RECORDS SUPPLIED -
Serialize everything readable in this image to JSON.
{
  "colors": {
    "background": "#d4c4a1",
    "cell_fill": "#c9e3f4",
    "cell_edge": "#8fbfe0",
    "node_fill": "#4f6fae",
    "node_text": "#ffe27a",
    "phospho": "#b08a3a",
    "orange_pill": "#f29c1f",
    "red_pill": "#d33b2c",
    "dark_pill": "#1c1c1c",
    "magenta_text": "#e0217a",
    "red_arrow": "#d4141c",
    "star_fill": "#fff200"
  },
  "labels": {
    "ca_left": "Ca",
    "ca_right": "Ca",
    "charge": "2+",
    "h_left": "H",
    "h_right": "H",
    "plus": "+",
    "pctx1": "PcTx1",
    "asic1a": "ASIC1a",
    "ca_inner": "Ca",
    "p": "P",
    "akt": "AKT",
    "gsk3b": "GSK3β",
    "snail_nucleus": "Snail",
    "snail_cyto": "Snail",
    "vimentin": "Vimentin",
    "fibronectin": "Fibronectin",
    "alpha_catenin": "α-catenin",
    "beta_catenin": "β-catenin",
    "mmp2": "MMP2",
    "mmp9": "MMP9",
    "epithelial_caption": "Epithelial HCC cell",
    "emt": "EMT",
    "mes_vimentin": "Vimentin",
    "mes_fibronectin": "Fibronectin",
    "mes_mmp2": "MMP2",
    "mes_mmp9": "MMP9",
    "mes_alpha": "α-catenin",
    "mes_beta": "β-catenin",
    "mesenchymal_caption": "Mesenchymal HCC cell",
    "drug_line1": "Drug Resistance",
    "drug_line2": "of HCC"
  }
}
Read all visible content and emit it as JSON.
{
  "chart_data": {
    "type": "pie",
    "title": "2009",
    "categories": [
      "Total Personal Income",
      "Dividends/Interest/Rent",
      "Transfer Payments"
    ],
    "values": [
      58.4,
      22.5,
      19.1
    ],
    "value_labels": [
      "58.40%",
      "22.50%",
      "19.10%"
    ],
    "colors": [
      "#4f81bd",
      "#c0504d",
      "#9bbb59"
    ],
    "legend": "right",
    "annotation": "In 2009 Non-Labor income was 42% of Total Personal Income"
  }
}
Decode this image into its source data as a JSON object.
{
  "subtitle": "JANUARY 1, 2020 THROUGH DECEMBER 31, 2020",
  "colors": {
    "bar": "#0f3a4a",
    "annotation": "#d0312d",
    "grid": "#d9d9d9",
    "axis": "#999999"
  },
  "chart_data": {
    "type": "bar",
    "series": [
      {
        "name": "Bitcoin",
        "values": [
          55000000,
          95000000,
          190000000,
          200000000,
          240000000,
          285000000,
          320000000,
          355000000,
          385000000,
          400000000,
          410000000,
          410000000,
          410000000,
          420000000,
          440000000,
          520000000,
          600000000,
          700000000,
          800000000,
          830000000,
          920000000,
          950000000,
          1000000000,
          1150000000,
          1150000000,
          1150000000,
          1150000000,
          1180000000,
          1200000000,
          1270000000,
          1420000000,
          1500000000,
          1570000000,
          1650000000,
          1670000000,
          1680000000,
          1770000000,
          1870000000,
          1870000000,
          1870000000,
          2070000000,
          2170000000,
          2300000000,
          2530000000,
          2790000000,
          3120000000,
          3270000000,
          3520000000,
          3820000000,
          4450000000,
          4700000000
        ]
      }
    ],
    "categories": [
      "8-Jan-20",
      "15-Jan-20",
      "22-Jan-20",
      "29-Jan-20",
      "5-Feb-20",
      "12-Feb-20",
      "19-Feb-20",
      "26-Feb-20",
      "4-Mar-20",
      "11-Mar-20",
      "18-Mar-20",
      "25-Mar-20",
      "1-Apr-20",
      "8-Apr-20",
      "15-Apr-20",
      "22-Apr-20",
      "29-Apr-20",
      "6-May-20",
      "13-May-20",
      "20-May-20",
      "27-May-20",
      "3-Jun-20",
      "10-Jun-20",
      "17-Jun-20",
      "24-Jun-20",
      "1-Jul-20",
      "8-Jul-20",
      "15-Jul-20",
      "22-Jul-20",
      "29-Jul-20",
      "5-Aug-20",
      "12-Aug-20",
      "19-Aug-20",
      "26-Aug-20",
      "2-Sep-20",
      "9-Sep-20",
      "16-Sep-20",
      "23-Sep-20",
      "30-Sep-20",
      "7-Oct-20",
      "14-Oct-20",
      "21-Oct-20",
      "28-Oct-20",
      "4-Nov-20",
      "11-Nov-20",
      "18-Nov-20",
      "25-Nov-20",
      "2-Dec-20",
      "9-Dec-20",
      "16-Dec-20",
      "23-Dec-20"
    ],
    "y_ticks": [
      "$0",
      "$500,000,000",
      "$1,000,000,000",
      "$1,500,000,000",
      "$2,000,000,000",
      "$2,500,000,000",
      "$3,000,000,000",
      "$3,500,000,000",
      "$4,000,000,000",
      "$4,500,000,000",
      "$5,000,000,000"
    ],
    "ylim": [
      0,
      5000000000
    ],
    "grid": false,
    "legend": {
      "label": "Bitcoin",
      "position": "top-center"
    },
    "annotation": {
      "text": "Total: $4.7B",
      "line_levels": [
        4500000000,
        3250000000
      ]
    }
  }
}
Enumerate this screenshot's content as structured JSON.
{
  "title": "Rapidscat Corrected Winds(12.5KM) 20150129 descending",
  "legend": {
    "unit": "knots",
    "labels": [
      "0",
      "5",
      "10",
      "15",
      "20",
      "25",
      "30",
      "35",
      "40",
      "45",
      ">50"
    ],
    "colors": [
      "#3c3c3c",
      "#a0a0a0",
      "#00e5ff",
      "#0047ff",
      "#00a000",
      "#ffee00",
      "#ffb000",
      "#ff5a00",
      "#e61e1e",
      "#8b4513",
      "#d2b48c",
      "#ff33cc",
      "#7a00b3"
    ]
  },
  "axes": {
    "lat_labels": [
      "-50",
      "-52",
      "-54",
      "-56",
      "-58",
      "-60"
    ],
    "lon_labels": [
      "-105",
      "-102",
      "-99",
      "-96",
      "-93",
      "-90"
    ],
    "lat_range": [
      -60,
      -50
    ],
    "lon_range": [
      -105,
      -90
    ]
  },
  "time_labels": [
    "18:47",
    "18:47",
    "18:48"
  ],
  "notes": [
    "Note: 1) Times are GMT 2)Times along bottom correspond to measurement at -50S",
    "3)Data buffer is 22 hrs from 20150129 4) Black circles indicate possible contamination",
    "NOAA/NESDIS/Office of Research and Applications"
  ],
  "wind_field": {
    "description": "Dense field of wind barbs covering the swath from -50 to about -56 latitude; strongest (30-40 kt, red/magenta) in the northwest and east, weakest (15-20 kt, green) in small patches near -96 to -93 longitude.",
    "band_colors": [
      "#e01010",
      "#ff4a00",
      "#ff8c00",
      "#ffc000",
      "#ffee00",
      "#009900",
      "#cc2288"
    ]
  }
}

CHALLENGE - Your task is to repeat every line exactly.

WORKED SOLUTION -
Serialize everything readable in this image to JSON.
{
  "colors": {
    "background": "#d4c4a1",
    "cell_fill": "#c9e3f4",
    "cell_edge": "#8fbfe0",
    "node_fill": "#4f6fae",
    "node_text": "#ffe27a",
    "phospho": "#b08a3a",
    "orange_pill": "#f29c1f",
    "red_pill": "#d33b2c",
    "dark_pill": "#1c1c1c",
    "magenta_text": "#e0217a",
    "red_arrow": "#d4141c",
    "star_fill": "#fff200"
  },
  "labels": {
    "ca_left": "Ca",
    "ca_right": "Ca",
    "charge": "2+",
    "h_left": "H",
    "h_right": "H",
    "plus": "+",
    "pctx1": "PcTx1",
    "asic1a": "ASIC1a",
    "ca_inner": "Ca",
    "p": "P",
    "akt": "AKT",
    "gsk3b": "GSK3β",
    "snail_nucleus": "Snail",
    "snail_cyto": "Snail",
    "vimentin": "Vimentin",
    "fibronectin": "Fibronectin",
    "alpha_catenin": "α-catenin",
    "beta_catenin": "β-catenin",
    "mmp2": "MMP2",
    "mmp9": "MMP9",
    "epithelial_caption": "Epithelial HCC cell",
    "emt": "EMT",
    "mes_vimentin": "Vimentin",
    "mes_fibronectin": "Fibronectin",
    "mes_mmp2": "MMP2",
    "mes_mmp9": "MMP9",
    "mes_alpha": "α-catenin",
    "mes_beta": "β-catenin",
    "mesenchymal_caption": "Mesenchymal HCC cell",
    "drug_line1": "Drug Resistance",
    "drug_line2": "of HCC"
  }
}
Read all visible content and emit it as JSON.
{
  "chart_data": {
    "type": "pie",
    "title": "2009",
    "categories": [
      "Total Personal Income",
      "Dividends/Interest/Rent",
      "Transfer Payments"
    ],
    "values": [
      58.4,
      22.5,
      19.1
    ],
    "value_labels": [
      "58.40%",
      "22.50%",
      "19.10%"
    ],
    "colors": [
      "#4f81bd",
      "#c0504d",
      "#9bbb59"
    ],
    "legend": "right",
    "annotation": "In 2009 Non-Labor income was 42% of Total Personal Income"
  }
}
Decode this image into its source data as a JSON object.
{
  "subtitle": "JANUARY 1, 2020 THROUGH DECEMBER 31, 2020",
  "colors": {
    "bar": "#0f3a4a",
    "annotation": "#d0312d",
    "grid": "#d9d9d9",
    "axis": "#999999"
  },
  "chart_data": {
    "type": "bar",
    "series": [
      {
        "name": "Bitcoin",
        "values": [
          55000000,
          95000000,
          190000000,
          200000000,
          240000000,
          285000000,
          320000000,
          355000000,
          385000000,
          400000000,
          410000000,
          410000000,
          410000000,
          420000000,
          440000000,
          520000000,
          600000000,
          700000000,
          800000000,
          830000000,
          920000000,
          950000000,
          1000000000,
          1150000000,
          1150000000,
          1150000000,
          1150000000,
          1180000000,
          1200000000,
          1270000000,
          1420000000,
          1500000000,
          1570000000,
          1650000000,
          1670000000,
          1680000000,
          1770000000,
          1870000000,
          1870000000,
          1870000000,
          2070000000,
          2170000000,
          2300000000,
          2530000000,
          2790000000,
          3120000000,
          3270000000,
          3520000000,
          3820000000,
          4450000000,
          4700000000
        ]
      }
    ],
    "categories": [
      "8-Jan-20",
      "15-Jan-20",
      "22-Jan-20",
      "29-Jan-20",
      "5-Feb-20",
      "12-Feb-20",
      "19-Feb-20",
      "26-Feb-20",
      "4-Mar-20",
      "11-Mar-20",
      "18-Mar-20",
      "25-Mar-20",
      "1-Apr-20",
      "8-Apr-20",
      "15-Apr-20",
      "22-Apr-20",
      "29-Apr-20",
      "6-May-20",
      "13-May-20",
      "20-May-20",
      "27-May-20",
      "3-Jun-20",
      "10-Jun-20",
      "17-Jun-20",
      "24-Jun-20",
      "1-Jul-20",
      "8-Jul-20",
      "15-Jul-20",
      "22-Jul-20",
      "29-Jul-20",
      "5-Aug-20",
      "12-Aug-20",
      "19-Aug-20",
      "26-Aug-20",
      "2-Sep-20",
      "9-Sep-20",
      "16-Sep-20",
      "23-Sep-20",
      "30-Sep-20",
      "7-Oct-20",
      "14-Oct-20",
      "21-Oct-20",
      "28-Oct-20",
      "4-Nov-20",
      "11-Nov-20",
      "18-Nov-20",
      "25-Nov-20",
      "2-Dec-20",
      "9-Dec-20",
      "16-Dec-20",
      "23-Dec-20"
    ],
    "y_ticks": [
      "$0",
      "$500,000,000",
      "$1,000,000,000",
      "$1,500,000,000",
      "$2,000,000,000",
      "$2,500,000,000",
      "$3,000,000,000",
      "$3,500,000,000",
      "$4,000,000,000",
      "$4,500,000,000",
      "$5,000,000,000"
    ],
    "ylim": [
      0,
      5000000000
    ],
    "grid": false,
    "legend": {
      "label": "Bitcoin",
      "position": "top-center"
    },
    "annotation": {
      "text": "Total: $4.7B",
      "line_levels": [
        4500000000,
        3250000000
      ]
    }
  }
}
Enumerate this screenshot's content as structured JSON.
{
  "title": "Rapidscat Corrected Winds(12.5KM) 20150129 descending",
  "legend": {
    "unit": "knots",
    "labels": [
      "0",
      "5",
      "10",
      "15",
      "20",
      "25",
      "30",
      "35",
      "40",
      "45",
      ">50"
    ],
    "colors": [
      "#3c3c3c",
      "#a0a0a0",
      "#00e5ff",
      "#0047ff",
      "#00a000",
      "#ffee00",
      "#ffb000",
      "#ff5a00",
      "#e61e1e",
      "#8b4513",
      "#d2b48c",
      "#ff33cc",
      "#7a00b3"
    ]
  },
  "axes": {
    "lat_labels": [
      "-50",
      "-52",
      "-54",
      "-56",
      "-58",
      "-60"
    ],
    "lon_labels": [
      "-105",
      "-102",
      "-99",
      "-96",
      "-93",
      "-90"
    ],
    "lat_range": [
      -60,
      -50
    ],
    "lon_range": [
      -105,
      -90
    ]
  },
  "time_labels": [
    "18:47",
    "18:47",
    "18:48"
  ],
  "notes": [
    "Note: 1) Times are GMT 2)Times along bottom correspond to measurement at -50S",
    "3)Data buffer is 22 hrs from 20150129 4) Black circles indicate possible contamination",
    "NOAA/NESDIS/Office of Research and Applications"
  ],
  "wind_field": {
    "description": "Dense field of wind barbs covering the swath from -50 to about -56 latitude; strongest (30-40 kt, red/magenta) in the northwest and east, weakest (15-20 kt, green) in small patches near -96 to -93 longitude.",
    "band_colors": [
      "#e01010",
      "#ff4a00",
      "#ff8c00",
      "#ffc000",
      "#ffee00",
      "#009900",
      "#cc2288"
    ]
  }
}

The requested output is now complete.